[Stored data]
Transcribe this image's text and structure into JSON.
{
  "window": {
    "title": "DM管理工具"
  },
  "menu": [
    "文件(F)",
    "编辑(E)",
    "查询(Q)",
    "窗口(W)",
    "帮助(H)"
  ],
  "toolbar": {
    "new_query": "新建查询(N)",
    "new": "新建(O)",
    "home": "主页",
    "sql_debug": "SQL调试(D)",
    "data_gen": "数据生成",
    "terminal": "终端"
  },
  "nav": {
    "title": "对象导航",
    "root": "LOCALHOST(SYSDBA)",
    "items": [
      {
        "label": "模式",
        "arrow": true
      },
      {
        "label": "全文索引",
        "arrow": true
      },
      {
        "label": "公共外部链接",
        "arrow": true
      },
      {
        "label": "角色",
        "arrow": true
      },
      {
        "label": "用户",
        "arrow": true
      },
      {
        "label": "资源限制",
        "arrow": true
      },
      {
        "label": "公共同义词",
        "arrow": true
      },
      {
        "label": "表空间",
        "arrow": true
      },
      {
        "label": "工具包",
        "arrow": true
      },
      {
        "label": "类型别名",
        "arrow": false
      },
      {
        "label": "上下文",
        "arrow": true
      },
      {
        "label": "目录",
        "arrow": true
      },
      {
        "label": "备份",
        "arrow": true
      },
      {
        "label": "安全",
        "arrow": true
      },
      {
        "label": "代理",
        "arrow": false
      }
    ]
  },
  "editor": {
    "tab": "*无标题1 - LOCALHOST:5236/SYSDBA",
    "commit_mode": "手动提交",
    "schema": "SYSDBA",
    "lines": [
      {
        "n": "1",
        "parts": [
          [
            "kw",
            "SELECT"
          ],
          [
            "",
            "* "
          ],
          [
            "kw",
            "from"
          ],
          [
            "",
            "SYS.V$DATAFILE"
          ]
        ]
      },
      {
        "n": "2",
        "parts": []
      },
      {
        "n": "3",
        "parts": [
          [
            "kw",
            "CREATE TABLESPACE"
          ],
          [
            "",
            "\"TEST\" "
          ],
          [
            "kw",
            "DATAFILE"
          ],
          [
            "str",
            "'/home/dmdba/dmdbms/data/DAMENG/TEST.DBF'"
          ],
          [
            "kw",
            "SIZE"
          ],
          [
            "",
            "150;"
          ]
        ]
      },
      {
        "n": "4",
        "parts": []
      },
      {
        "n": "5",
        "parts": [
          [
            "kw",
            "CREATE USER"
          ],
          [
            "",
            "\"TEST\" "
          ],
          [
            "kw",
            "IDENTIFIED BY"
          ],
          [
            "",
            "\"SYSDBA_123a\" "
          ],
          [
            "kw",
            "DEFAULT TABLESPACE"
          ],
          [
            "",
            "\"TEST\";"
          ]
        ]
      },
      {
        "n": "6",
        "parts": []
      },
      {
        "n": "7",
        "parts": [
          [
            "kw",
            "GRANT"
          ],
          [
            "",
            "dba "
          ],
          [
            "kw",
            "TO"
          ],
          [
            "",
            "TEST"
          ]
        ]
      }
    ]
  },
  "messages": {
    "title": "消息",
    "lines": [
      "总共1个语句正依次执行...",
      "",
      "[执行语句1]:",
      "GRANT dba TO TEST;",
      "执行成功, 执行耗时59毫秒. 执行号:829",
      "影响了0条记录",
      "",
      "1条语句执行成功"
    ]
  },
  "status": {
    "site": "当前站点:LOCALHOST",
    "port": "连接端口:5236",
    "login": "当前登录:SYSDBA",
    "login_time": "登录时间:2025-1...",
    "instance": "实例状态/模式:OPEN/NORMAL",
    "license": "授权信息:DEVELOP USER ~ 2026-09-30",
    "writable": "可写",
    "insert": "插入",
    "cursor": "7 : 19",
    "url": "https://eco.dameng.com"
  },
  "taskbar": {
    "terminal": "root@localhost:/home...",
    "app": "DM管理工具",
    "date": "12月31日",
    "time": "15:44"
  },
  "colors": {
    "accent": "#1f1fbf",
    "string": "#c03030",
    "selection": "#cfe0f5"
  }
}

▸ **TASK GOAL**
Extract the complete data, matching each line exactly.

▸ **WRITTEN SOLUTION**
Transcribe this image's text and structure into JSON.
{
  "window": {
    "title": "DM管理工具"
  },
  "menu": [
    "文件(F)",
    "编辑(E)",
    "查询(Q)",
    "窗口(W)",
    "帮助(H)"
  ],
  "toolbar": {
    "new_query": "新建查询(N)",
    "new": "新建(O)",
    "home": "主页",
    "sql_debug": "SQL调试(D)",
    "data_gen": "数据生成",
    "terminal": "终端"
  },
  "nav": {
    "title": "对象导航",
    "root": "LOCALHOST(SYSDBA)",
    "items": [
      {
        "label": "模式",
        "arrow": true
      },
      {
        "label": "全文索引",
        "arrow": true
      },
      {
        "label": "公共外部链接",
        "arrow": true
      },
      {
        "label": "角色",
        "arrow": true
      },
      {
        "label": "用户",
        "arrow": true
      },
      {
        "label": "资源限制",
        "arrow": true
      },
      {
        "label": "公共同义词",
        "arrow": true
      },
      {
        "label": "表空间",
        "arrow": true
      },
      {
        "label": "工具包",
        "arrow": true
      },
      {
        "label": "类型别名",
        "arrow": false
      },
      {
        "label": "上下文",
        "arrow": true
      },
      {
        "label": "目录",
        "arrow": true
      },
      {
        "label": "备份",
        "arrow": true
      },
      {
        "label": "安全",
        "arrow": true
      },
      {
        "label": "代理",
        "arrow": false
      }
    ]
  },
  "editor": {
    "tab": "*无标题1 - LOCALHOST:5236/SYSDBA",
    "commit_mode": "手动提交",
    "schema": "SYSDBA",
    "lines": [
      {
        "n": "1",
        "parts": [
          [
            "kw",
            "SELECT"
          ],
          [
            "",
            "* "
          ],
          [
            "kw",
            "from"
          ],
          [
            "",
            "SYS.V$DATAFILE"
          ]
        ]
      },
      {
        "n": "2",
        "parts": []
      },
      {
        "n": "3",
        "parts": [
          [
            "kw",
            "CREATE TABLESPACE"
          ],
          [
            "",
            "\"TEST\" "
          ],
          [
            "kw",
            "DATAFILE"
          ],
          [
            "str",
            "'/home/dmdba/dmdbms/data/DAMENG/TEST.DBF'"
          ],
          [
            "kw",
            "SIZE"
          ],
          [
            "",
            "150;"
          ]
        ]
      },
      {
        "n": "4",
        "parts": []
      },
      {
        "n": "5",
        "parts": [
          [
            "kw",
            "CREATE USER"
          ],
          [
            "",
            "\"TEST\" "
          ],
          [
            "kw",
            "IDENTIFIED BY"
          ],
          [
            "",
            "\"SYSDBA_123a\" "
          ],
          [
            "kw",
            "DEFAULT TABLESPACE"
          ],
          [
            "",
            "\"TEST\";"
          ]
        ]
      },
      {
        "n": "6",
        "parts": []
      },
      {
        "n": "7",
        "parts": [
          [
            "kw",
            "GRANT"
          ],
          [
            "",
            "dba "
          ],
          [
            "kw",
            "TO"
          ],
          [
            "",
            "TEST"
          ]
        ]
      }
    ]
  },
  "messages": {
    "title": "消息",
    "lines": [
      "总共1个语句正依次执行...",
      "",
      "[执行语句1]:",
      "GRANT dba TO TEST;",
      "执行成功, 执行耗时59毫秒. 执行号:829",
      "影响了0条记录",
      "",
      "1条语句执行成功"
    ]
  },
  "status": {
    "site": "当前站点:LOCALHOST",
    "port": "连接端口:5236",
    "login": "当前登录:SYSDBA",
    "login_time": "登录时间:2025-1...",
    "instance": "实例状态/模式:OPEN/NORMAL",
    "license": "授权信息:DEVELOP USER ~ 2026-09-30",
    "writable": "可写",
    "insert": "插入",
    "cursor": "7 : 19",
    "url": "https://eco.dameng.com"
  },
  "taskbar": {
    "terminal": "root@localhost:/home...",
    "app": "DM管理工具",
    "date": "12月31日",
    "time": "15:44"
  },
  "colors": {
    "accent": "#1f1fbf",
    "string": "#c03030",
    "selection": "#cfe0f5"
  }
}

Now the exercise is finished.